The exercise -
Pull every line with the word "vzal" out of the entries below.

Given data -

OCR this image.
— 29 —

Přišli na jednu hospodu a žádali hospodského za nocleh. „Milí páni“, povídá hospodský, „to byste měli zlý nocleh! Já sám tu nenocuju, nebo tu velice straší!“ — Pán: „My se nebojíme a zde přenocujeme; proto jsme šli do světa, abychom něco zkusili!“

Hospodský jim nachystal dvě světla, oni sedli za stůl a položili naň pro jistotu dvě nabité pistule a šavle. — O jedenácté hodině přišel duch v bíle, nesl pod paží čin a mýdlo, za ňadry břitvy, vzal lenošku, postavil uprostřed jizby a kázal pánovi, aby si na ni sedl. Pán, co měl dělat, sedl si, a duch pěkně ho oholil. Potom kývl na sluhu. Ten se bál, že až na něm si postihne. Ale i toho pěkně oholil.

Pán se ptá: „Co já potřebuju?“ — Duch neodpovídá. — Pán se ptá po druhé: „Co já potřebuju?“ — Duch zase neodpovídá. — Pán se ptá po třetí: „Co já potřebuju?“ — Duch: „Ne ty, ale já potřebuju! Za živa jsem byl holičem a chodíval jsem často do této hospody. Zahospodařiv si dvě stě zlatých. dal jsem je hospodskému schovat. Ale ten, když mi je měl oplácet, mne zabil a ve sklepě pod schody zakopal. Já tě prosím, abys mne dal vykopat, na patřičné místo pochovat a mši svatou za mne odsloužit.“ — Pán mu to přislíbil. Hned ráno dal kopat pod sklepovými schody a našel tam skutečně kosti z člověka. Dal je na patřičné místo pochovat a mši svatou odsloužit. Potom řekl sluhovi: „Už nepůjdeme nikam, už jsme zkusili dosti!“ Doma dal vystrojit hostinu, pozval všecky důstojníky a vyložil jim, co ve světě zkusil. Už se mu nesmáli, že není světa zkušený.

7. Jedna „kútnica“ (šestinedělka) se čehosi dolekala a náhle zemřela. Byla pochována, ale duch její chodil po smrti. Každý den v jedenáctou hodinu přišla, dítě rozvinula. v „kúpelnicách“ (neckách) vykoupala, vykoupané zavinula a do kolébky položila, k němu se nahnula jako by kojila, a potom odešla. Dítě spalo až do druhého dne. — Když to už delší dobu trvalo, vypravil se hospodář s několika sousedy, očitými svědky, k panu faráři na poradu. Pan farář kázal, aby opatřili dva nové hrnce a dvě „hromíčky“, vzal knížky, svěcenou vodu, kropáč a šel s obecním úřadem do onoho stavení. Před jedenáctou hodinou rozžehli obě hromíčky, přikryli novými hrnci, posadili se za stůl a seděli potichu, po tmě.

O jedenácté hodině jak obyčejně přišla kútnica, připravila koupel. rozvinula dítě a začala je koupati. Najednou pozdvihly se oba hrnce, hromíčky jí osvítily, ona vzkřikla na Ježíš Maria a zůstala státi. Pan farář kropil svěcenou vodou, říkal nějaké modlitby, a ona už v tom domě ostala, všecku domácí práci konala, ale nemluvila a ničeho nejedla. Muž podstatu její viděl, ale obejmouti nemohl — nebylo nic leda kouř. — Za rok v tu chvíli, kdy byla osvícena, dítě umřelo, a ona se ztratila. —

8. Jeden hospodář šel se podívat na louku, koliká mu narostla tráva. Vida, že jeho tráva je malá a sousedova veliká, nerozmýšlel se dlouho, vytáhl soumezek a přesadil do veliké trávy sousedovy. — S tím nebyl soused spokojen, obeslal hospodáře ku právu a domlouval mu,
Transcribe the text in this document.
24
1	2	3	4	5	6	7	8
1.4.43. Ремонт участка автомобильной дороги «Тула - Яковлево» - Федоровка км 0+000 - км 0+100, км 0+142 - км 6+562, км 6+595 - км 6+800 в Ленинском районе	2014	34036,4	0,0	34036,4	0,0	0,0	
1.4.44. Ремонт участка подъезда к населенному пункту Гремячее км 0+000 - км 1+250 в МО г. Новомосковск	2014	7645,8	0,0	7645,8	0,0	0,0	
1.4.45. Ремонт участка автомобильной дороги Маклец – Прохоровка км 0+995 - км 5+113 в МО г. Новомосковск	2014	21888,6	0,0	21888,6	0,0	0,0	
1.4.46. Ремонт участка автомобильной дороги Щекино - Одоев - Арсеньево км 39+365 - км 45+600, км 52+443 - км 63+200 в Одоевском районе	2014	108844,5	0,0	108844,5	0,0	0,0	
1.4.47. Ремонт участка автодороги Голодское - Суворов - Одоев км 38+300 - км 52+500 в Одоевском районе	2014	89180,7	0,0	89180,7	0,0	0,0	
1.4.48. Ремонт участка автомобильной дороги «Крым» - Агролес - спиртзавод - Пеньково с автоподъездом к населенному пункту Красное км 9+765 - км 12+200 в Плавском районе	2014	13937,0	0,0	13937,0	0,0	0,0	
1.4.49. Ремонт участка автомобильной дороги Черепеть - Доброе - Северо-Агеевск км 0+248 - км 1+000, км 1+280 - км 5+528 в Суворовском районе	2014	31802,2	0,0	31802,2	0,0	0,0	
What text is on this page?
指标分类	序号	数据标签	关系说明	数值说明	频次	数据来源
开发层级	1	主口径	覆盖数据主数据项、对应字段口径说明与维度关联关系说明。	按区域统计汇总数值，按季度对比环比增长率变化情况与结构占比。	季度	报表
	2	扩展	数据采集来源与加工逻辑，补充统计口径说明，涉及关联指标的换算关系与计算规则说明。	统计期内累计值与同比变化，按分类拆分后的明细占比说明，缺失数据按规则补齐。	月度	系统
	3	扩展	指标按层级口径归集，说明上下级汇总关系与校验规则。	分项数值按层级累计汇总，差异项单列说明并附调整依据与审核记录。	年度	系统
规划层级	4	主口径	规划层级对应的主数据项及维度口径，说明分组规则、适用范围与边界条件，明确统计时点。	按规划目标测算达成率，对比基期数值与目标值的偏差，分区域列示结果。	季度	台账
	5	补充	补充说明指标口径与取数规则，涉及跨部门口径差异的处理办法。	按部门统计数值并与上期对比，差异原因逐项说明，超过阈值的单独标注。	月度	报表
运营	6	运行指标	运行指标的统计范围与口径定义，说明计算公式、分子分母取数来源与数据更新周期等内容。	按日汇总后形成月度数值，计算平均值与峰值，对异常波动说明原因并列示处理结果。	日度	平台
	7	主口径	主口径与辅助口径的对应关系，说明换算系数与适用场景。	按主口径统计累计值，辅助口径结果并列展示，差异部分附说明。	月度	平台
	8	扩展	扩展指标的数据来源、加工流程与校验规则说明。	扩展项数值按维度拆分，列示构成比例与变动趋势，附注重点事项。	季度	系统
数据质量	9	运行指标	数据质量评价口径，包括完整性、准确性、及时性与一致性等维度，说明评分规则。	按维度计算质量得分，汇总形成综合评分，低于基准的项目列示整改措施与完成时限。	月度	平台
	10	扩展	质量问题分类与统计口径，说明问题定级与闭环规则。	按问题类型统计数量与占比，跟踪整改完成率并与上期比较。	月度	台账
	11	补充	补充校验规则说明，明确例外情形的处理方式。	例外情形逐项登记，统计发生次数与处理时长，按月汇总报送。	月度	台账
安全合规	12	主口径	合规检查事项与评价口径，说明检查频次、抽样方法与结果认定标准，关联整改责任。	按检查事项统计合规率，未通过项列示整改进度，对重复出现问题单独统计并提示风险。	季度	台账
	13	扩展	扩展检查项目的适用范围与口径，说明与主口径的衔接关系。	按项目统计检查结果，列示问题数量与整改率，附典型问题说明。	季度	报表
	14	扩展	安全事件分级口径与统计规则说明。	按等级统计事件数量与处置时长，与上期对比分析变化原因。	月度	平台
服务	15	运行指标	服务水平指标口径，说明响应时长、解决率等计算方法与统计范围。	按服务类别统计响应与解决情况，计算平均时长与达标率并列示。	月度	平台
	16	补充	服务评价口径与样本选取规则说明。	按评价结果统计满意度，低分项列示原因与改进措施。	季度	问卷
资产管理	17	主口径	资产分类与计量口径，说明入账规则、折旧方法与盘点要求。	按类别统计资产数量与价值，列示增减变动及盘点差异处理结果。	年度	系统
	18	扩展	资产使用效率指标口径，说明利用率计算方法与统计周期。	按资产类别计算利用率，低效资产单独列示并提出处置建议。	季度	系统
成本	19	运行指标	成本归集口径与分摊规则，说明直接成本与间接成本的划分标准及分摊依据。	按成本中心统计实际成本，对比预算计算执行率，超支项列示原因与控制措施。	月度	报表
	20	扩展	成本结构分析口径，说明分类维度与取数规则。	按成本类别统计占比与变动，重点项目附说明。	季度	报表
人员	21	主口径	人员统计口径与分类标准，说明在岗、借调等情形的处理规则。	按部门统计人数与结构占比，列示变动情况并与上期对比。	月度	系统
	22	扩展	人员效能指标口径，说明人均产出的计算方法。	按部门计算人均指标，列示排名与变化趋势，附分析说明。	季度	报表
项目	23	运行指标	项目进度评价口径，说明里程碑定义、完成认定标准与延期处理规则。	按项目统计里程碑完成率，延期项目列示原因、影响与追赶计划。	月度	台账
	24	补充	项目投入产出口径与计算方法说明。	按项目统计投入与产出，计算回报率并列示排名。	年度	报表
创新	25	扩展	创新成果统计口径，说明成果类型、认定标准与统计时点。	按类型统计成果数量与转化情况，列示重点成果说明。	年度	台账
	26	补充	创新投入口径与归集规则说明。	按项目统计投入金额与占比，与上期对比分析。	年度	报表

Finished exercise -
Hospodský jim nachystal dvě světla, oni sedli za stůl a položili naň pro jistotu dvě nabité pistule a šavle. — O jedenácté hodině přišel duch v bíle, nesl pod paží čin a mýdlo, za ňadry břitvy, vzal lenošku, postavil uprostřed jizby a kázal pánovi, aby si na ni sedl. Pán, co měl dělat, sedl si, a duch pěkně ho oholil. Potom kývl na sluhu. Ten se bál, že až na něm si postihne. Ale i toho pěkně oholil.
7. Jedna „kútnica“ (šestinedělka) se čehosi dolekala a náhle zemřela. Byla pochována, ale duch její chodil po smrti. Každý den v jedenáctou hodinu přišla, dítě rozvinula. v „kúpelnicách“ (neckách) vykoupala, vykoupané zavinula a do kolébky položila, k němu se nahnula jako by kojila, a potom odešla. Dítě spalo až do druhého dne. — Když to už delší dobu trvalo, vypravil se hospodář s několika sousedy, očitými svědky, k panu faráři na poradu. Pan farář kázal, aby opatřili dva nové hrnce a dvě „hromíčky“, vzal knížky, svěcenou vodu, kropáč a šel s obecním úřadem do onoho stavení. Před jedenáctou hodinou rozžehli obě hromíčky, přikryli novými hrnci, posadili se za stůl a seděli potichu, po tmě.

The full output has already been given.